■ **Task brief**: Pull out every line below that holds the word "Sanctuary".

■ **Supplied material**:
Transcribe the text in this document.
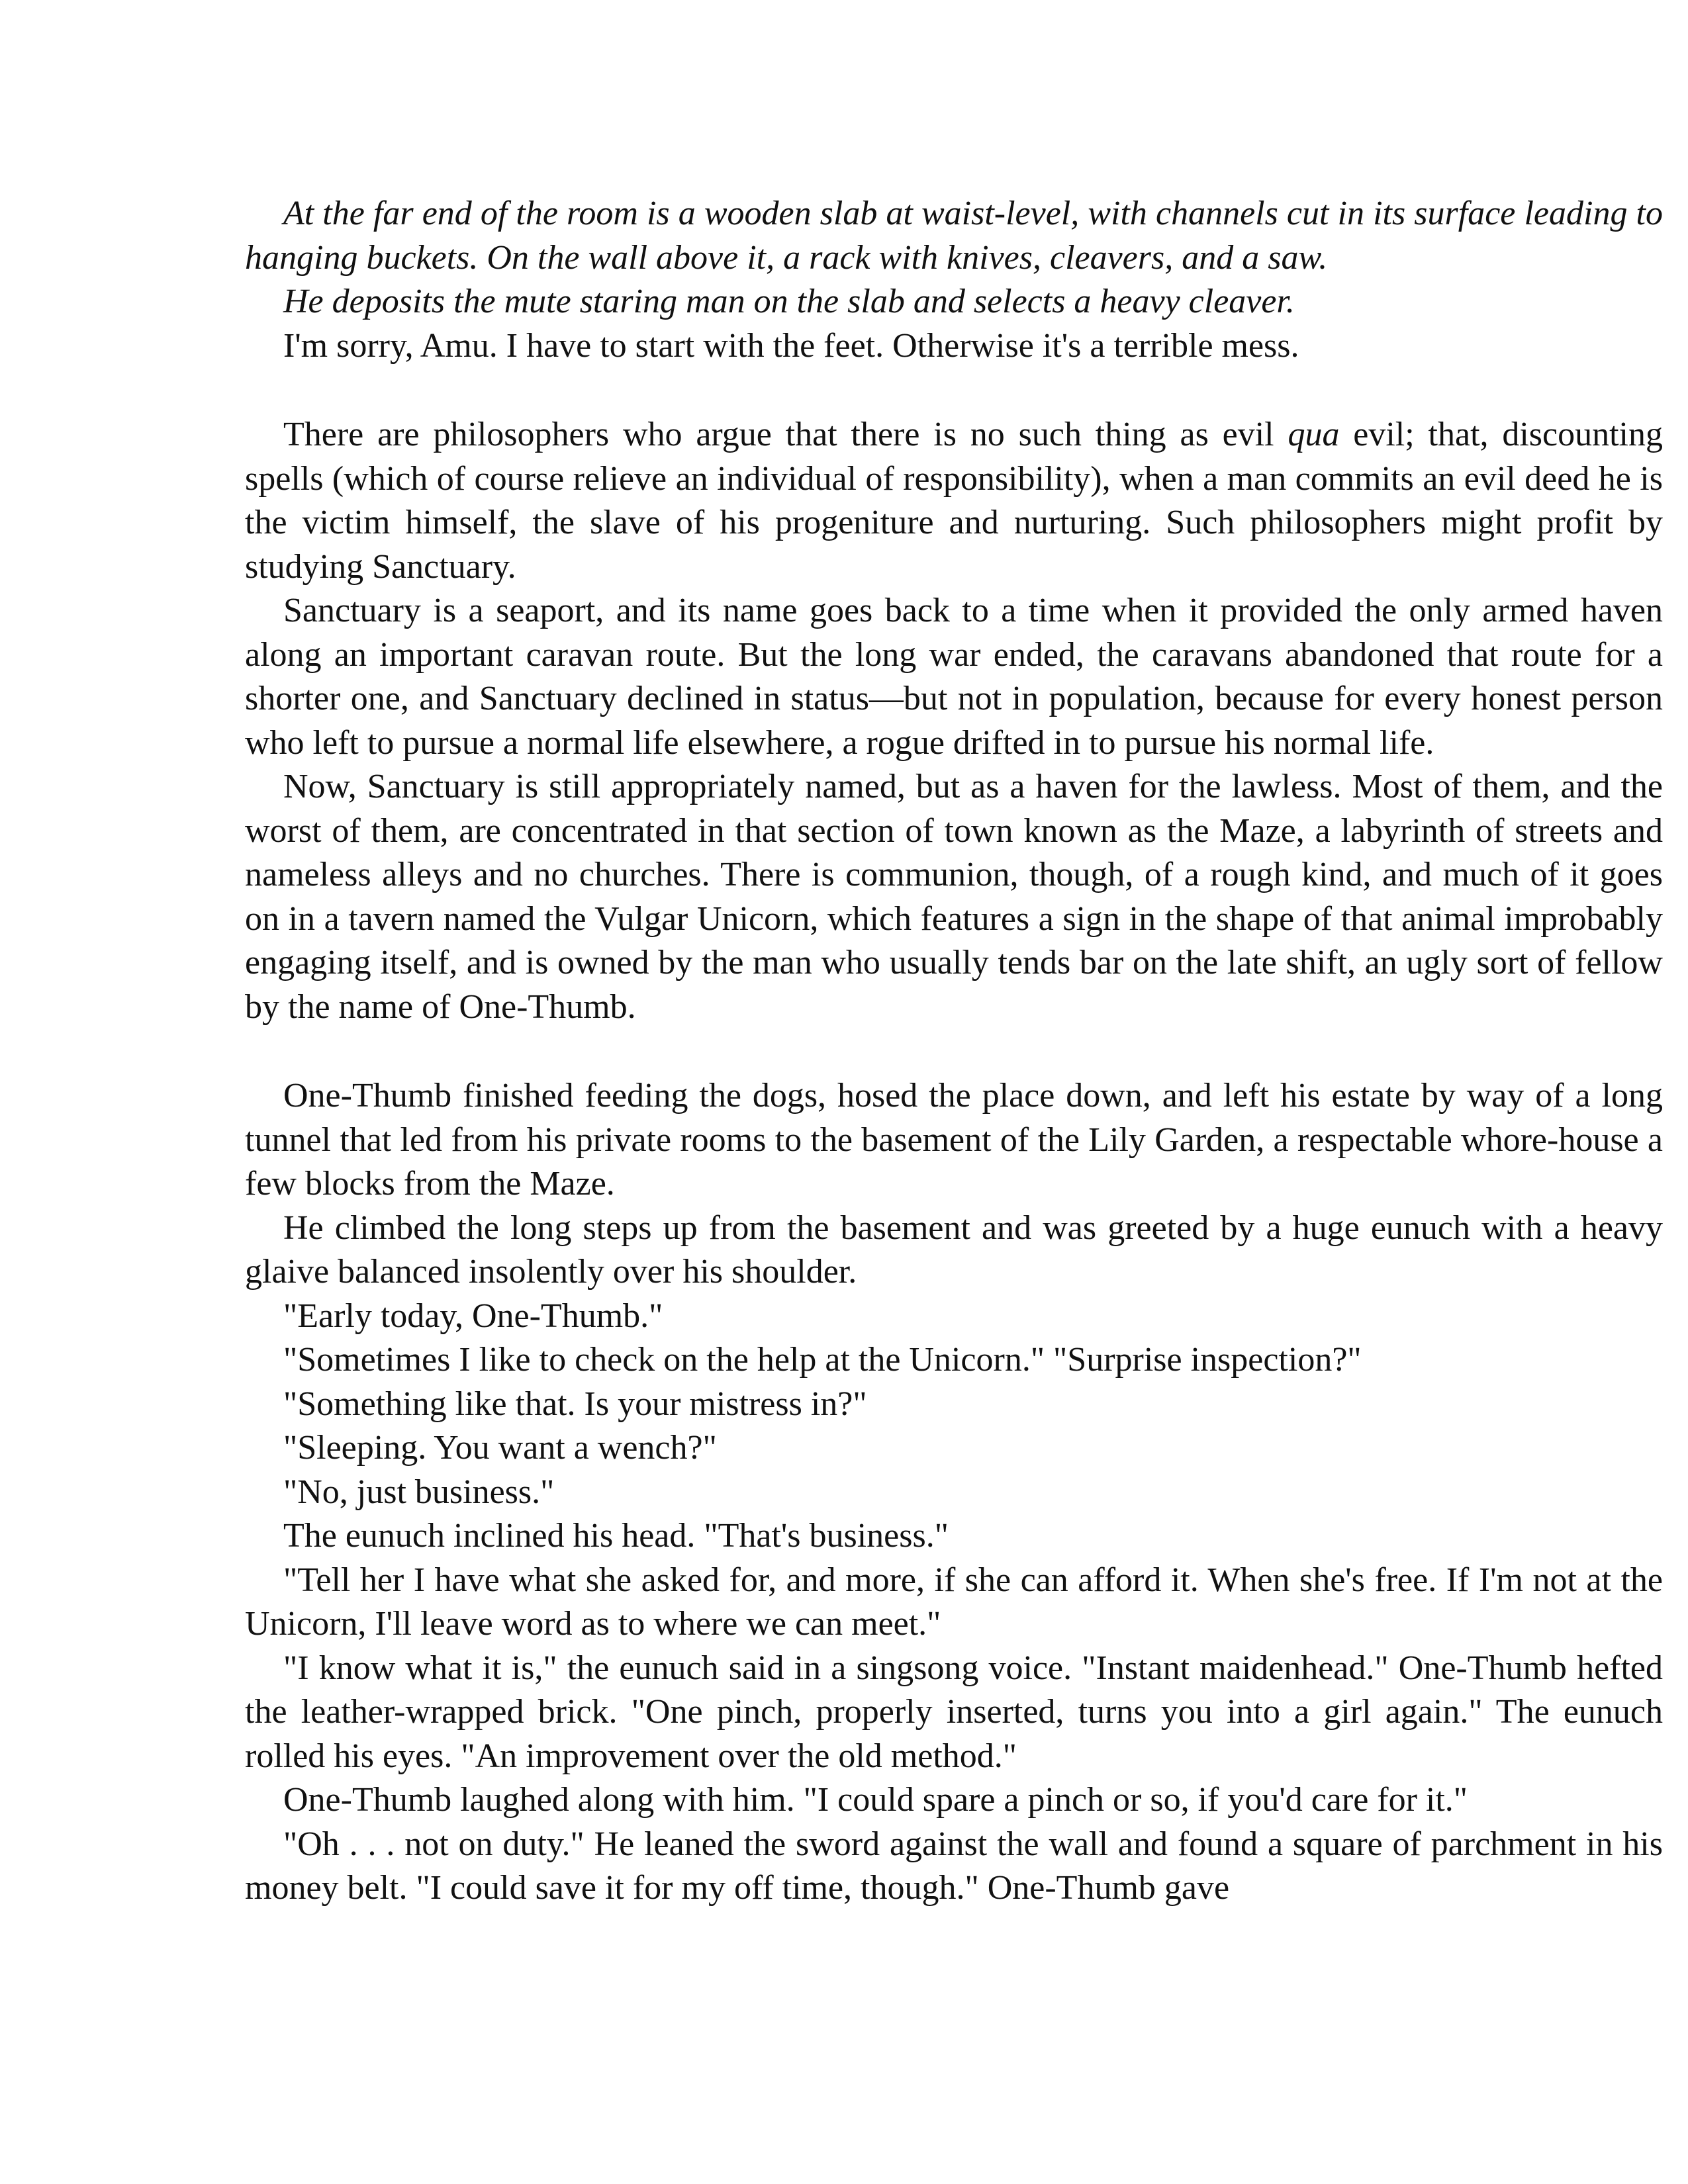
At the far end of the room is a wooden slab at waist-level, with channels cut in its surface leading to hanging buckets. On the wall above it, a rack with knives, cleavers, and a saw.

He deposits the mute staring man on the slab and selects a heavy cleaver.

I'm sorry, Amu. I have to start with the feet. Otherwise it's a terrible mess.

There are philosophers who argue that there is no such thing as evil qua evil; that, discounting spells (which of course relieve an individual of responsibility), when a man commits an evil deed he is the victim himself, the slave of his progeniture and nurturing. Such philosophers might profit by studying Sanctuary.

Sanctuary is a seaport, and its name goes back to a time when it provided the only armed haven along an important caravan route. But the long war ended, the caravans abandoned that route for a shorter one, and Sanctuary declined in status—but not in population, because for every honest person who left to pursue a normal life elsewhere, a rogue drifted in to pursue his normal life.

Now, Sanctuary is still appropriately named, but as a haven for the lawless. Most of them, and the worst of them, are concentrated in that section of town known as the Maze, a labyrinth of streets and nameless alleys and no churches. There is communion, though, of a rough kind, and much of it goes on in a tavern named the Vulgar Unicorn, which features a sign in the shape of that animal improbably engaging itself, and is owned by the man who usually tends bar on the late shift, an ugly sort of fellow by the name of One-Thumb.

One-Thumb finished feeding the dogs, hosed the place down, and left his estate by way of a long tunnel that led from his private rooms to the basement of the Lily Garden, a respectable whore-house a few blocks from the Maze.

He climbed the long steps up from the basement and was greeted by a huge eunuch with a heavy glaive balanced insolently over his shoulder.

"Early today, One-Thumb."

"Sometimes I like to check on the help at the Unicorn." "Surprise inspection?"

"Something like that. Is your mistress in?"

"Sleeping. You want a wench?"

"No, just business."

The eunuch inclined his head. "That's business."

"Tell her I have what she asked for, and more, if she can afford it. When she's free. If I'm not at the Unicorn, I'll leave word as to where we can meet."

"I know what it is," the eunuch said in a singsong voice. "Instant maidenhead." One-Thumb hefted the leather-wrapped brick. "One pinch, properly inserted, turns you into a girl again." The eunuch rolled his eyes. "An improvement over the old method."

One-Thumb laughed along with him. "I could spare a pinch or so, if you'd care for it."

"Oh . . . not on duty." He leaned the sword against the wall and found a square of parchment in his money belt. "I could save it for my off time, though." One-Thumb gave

...

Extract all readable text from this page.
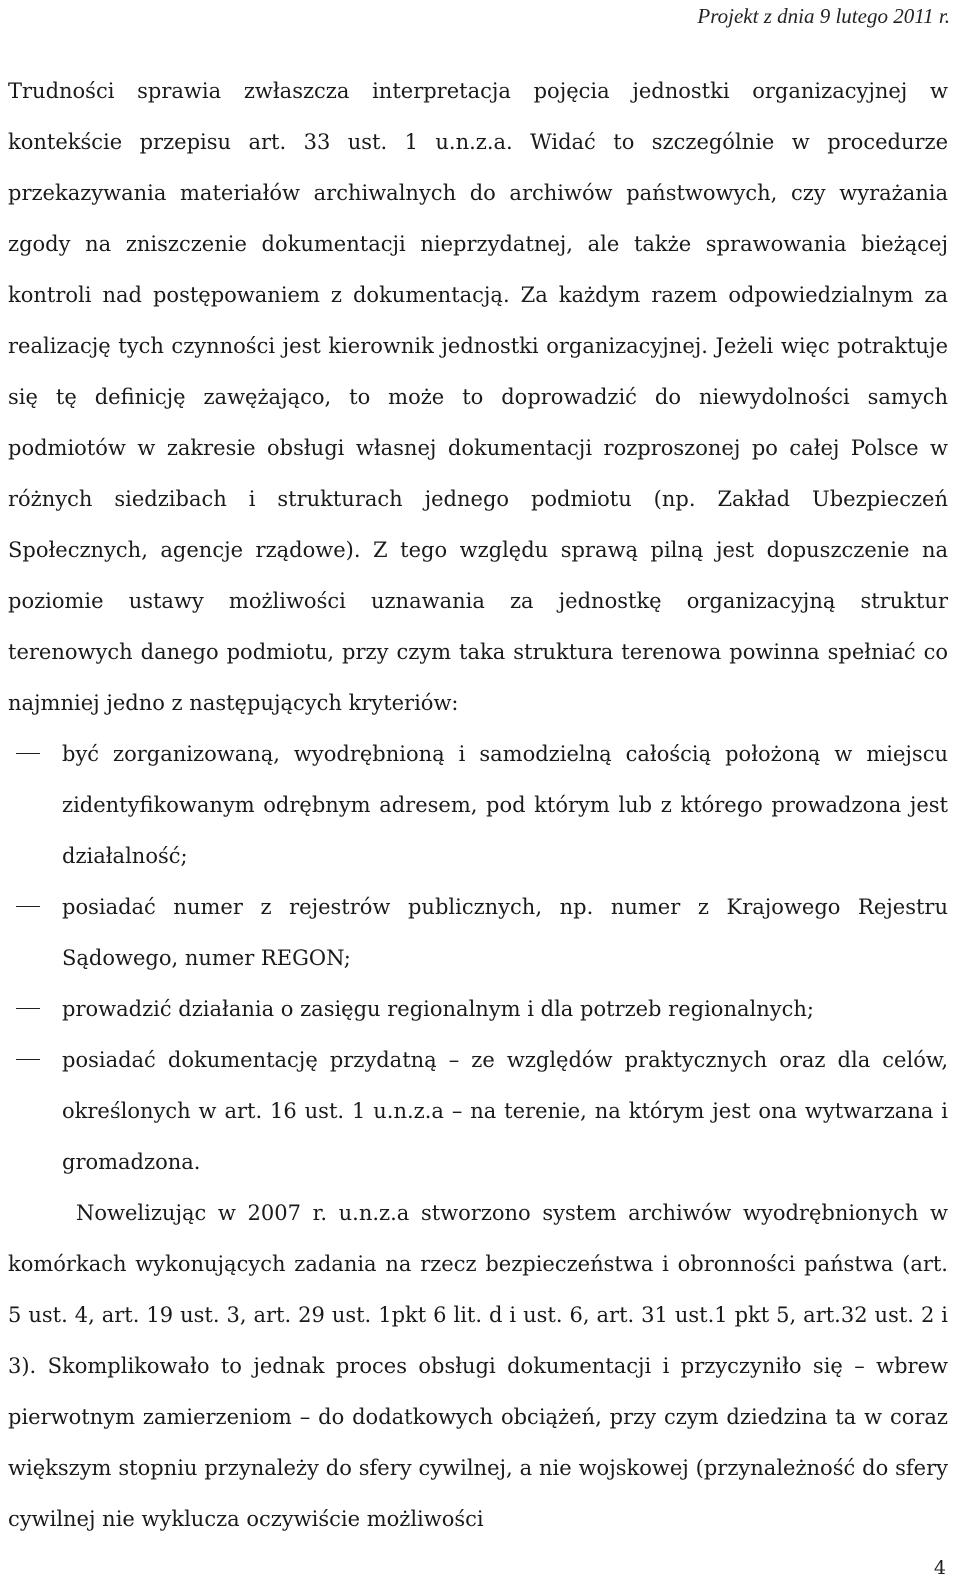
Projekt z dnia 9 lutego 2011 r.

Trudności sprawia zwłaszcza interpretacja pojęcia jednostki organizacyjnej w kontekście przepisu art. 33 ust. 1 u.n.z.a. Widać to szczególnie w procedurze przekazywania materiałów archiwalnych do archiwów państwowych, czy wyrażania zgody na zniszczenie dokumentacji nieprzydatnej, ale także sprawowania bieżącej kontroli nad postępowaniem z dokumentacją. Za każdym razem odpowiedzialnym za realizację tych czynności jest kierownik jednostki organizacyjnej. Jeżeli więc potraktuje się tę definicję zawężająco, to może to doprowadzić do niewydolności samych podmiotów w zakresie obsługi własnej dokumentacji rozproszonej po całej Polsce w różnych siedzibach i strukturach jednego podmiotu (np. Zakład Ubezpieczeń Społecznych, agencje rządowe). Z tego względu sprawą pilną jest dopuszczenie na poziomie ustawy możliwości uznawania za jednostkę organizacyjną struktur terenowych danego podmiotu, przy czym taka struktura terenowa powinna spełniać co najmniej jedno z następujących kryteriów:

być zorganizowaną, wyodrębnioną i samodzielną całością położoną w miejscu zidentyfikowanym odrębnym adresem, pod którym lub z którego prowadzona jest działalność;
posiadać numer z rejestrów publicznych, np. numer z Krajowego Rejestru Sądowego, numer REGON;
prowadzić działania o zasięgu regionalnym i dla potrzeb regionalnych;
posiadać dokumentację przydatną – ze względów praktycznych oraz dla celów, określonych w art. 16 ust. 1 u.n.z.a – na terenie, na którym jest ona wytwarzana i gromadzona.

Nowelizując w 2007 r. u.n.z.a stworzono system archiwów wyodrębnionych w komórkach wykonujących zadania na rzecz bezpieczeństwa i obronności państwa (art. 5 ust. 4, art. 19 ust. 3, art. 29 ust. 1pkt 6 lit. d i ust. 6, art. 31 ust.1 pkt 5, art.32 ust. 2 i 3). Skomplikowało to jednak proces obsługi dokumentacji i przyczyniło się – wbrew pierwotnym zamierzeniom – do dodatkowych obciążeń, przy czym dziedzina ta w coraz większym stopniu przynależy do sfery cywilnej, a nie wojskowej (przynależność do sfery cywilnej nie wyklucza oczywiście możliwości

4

■ **Correct result**:
There are philosophers who argue that there is no such thing as evil qua evil; that, discounting spells (which of course relieve an individual of responsibility), when a man commits an evil deed he is the victim himself, the slave of his progeniture and nurturing. Such philosophers might profit by studying Sanctuary.
Sanctuary is a seaport, and its name goes back to a time when it provided the only armed haven along an important caravan route. But the long war ended, the caravans abandoned that route for a shorter one, and Sanctuary declined in status—but not in population, because for every honest person who left to pursue a normal life elsewhere, a rogue drifted in to pursue his normal life.
Now, Sanctuary is still appropriately named, but as a haven for the lawless. Most of them, and the worst of them, are concentrated in that section of town known as the Maze, a labyrinth of streets and nameless alleys and no churches. There is communion, though, of a rough kind, and much of it goes on in a tavern named the Vulgar Unicorn, which features a sign in the shape of that animal improbably engaging itself, and is owned by the man who usually tends bar on the late shift, an ugly sort of fellow by the name of One-Thumb.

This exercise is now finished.